==== Dataset entries ====
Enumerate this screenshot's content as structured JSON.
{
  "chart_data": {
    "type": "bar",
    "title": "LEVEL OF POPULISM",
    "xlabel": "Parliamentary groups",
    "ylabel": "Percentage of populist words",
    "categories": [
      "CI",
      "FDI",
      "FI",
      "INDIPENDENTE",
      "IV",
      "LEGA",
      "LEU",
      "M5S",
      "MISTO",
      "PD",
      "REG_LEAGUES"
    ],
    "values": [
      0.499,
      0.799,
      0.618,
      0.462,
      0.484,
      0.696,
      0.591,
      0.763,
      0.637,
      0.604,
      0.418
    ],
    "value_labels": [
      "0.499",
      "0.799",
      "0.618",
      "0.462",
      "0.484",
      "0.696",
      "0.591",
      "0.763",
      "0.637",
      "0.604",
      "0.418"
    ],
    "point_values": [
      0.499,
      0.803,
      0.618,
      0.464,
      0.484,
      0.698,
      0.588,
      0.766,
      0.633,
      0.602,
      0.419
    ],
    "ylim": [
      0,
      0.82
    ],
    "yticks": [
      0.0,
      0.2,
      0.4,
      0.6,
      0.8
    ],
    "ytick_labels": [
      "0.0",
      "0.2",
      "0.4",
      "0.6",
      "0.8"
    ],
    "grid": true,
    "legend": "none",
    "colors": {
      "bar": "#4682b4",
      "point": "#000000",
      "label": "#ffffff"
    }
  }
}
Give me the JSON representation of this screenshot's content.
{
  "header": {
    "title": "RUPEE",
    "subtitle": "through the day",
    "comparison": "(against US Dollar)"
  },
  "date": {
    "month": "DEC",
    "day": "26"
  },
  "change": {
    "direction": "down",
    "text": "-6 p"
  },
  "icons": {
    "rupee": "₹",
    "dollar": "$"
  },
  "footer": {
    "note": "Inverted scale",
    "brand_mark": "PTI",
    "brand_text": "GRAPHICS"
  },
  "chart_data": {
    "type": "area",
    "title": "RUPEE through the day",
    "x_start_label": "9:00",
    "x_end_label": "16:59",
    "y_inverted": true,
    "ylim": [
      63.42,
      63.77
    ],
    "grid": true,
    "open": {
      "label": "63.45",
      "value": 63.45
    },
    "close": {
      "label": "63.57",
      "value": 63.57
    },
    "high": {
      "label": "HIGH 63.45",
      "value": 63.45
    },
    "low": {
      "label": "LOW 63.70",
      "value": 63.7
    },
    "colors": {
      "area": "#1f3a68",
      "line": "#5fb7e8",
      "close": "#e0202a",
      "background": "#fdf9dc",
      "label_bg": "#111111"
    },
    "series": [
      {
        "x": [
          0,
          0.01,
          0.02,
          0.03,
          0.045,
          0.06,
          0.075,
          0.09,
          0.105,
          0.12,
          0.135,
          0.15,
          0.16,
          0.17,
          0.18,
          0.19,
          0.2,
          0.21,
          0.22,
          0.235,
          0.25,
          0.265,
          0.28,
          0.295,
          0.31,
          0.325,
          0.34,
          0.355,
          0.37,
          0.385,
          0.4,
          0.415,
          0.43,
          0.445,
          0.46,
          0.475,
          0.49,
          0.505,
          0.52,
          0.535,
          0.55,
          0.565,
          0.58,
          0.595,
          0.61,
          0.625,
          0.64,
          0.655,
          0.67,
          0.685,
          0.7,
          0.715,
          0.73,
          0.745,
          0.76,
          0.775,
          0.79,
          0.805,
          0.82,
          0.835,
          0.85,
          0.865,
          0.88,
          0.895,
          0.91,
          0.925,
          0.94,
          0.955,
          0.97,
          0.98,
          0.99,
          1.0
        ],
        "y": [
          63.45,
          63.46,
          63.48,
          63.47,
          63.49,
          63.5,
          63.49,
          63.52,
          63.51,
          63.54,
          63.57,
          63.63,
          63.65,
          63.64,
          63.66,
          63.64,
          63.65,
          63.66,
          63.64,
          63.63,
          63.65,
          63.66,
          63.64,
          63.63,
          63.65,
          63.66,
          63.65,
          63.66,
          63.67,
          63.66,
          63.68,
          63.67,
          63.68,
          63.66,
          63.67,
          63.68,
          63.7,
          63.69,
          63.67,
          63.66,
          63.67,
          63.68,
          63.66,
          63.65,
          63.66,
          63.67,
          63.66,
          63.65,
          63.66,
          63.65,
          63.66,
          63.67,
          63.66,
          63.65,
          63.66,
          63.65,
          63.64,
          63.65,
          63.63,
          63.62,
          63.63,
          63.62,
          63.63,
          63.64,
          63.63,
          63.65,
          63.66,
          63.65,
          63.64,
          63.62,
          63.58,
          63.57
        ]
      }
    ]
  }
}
====
**Stated exercise**.
Write the listing out again, exactly as shown above.

**Answer to this task**.
Enumerate this screenshot's content as structured JSON.
{
  "chart_data": {
    "type": "bar",
    "title": "LEVEL OF POPULISM",
    "xlabel": "Parliamentary groups",
    "ylabel": "Percentage of populist words",
    "categories": [
      "CI",
      "FDI",
      "FI",
      "INDIPENDENTE",
      "IV",
      "LEGA",
      "LEU",
      "M5S",
      "MISTO",
      "PD",
      "REG_LEAGUES"
    ],
    "values": [
      0.499,
      0.799,
      0.618,
      0.462,
      0.484,
      0.696,
      0.591,
      0.763,
      0.637,
      0.604,
      0.418
    ],
    "value_labels": [
      "0.499",
      "0.799",
      "0.618",
      "0.462",
      "0.484",
      "0.696",
      "0.591",
      "0.763",
      "0.637",
      "0.604",
      "0.418"
    ],
    "point_values": [
      0.499,
      0.803,
      0.618,
      0.464,
      0.484,
      0.698,
      0.588,
      0.766,
      0.633,
      0.602,
      0.419
    ],
    "ylim": [
      0,
      0.82
    ],
    "yticks": [
      0.0,
      0.2,
      0.4,
      0.6,
      0.8
    ],
    "ytick_labels": [
      "0.0",
      "0.2",
      "0.4",
      "0.6",
      "0.8"
    ],
    "grid": true,
    "legend": "none",
    "colors": {
      "bar": "#4682b4",
      "point": "#000000",
      "label": "#ffffff"
    }
  }
}
Give me the JSON representation of this screenshot's content.
{
  "header": {
    "title": "RUPEE",
    "subtitle": "through the day",
    "comparison": "(against US Dollar)"
  },
  "date": {
    "month": "DEC",
    "day": "26"
  },
  "change": {
    "direction": "down",
    "text": "-6 p"
  },
  "icons": {
    "rupee": "₹",
    "dollar": "$"
  },
  "footer": {
    "note": "Inverted scale",
    "brand_mark": "PTI",
    "brand_text": "GRAPHICS"
  },
  "chart_data": {
    "type": "area",
    "title": "RUPEE through the day",
    "x_start_label": "9:00",
    "x_end_label": "16:59",
    "y_inverted": true,
    "ylim": [
      63.42,
      63.77
    ],
    "grid": true,
    "open": {
      "label": "63.45",
      "value": 63.45
    },
    "close": {
      "label": "63.57",
      "value": 63.57
    },
    "high": {
      "label": "HIGH 63.45",
      "value": 63.45
    },
    "low": {
      "label": "LOW 63.70",
      "value": 63.7
    },
    "colors": {
      "area": "#1f3a68",
      "line": "#5fb7e8",
      "close": "#e0202a",
      "background": "#fdf9dc",
      "label_bg": "#111111"
    },
    "series": [
      {
        "x": [
          0,
          0.01,
          0.02,
          0.03,
          0.045,
          0.06,
          0.075,
          0.09,
          0.105,
          0.12,
          0.135,
          0.15,
          0.16,
          0.17,
          0.18,
          0.19,
          0.2,
          0.21,
          0.22,
          0.235,
          0.25,
          0.265,
          0.28,
          0.295,
          0.31,
          0.325,
          0.34,
          0.355,
          0.37,
          0.385,
          0.4,
          0.415,
          0.43,
          0.445,
          0.46,
          0.475,
          0.49,
          0.505,
          0.52,
          0.535,
          0.55,
          0.565,
          0.58,
          0.595,
          0.61,
          0.625,
          0.64,
          0.655,
          0.67,
          0.685,
          0.7,
          0.715,
          0.73,
          0.745,
          0.76,
          0.775,
          0.79,
          0.805,
          0.82,
          0.835,
          0.85,
          0.865,
          0.88,
          0.895,
          0.91,
          0.925,
          0.94,
          0.955,
          0.97,
          0.98,
          0.99,
          1.0
        ],
        "y": [
          63.45,
          63.46,
          63.48,
          63.47,
          63.49,
          63.5,
          63.49,
          63.52,
          63.51,
          63.54,
          63.57,
          63.63,
          63.65,
          63.64,
          63.66,
          63.64,
          63.65,
          63.66,
          63.64,
          63.63,
          63.65,
          63.66,
          63.64,
          63.63,
          63.65,
          63.66,
          63.65,
          63.66,
          63.67,
          63.66,
          63.68,
          63.67,
          63.68,
          63.66,
          63.67,
          63.68,
          63.7,
          63.69,
          63.67,
          63.66,
          63.67,
          63.68,
          63.66,
          63.65,
          63.66,
          63.67,
          63.66,
          63.65,
          63.66,
          63.65,
          63.66,
          63.67,
          63.66,
          63.65,
          63.66,
          63.65,
          63.64,
          63.65,
          63.63,
          63.62,
          63.63,
          63.62,
          63.63,
          63.64,
          63.63,
          63.65,
          63.66,
          63.65,
          63.64,
          63.62,
          63.58,
          63.57
        ]
      }
    ]
  }
}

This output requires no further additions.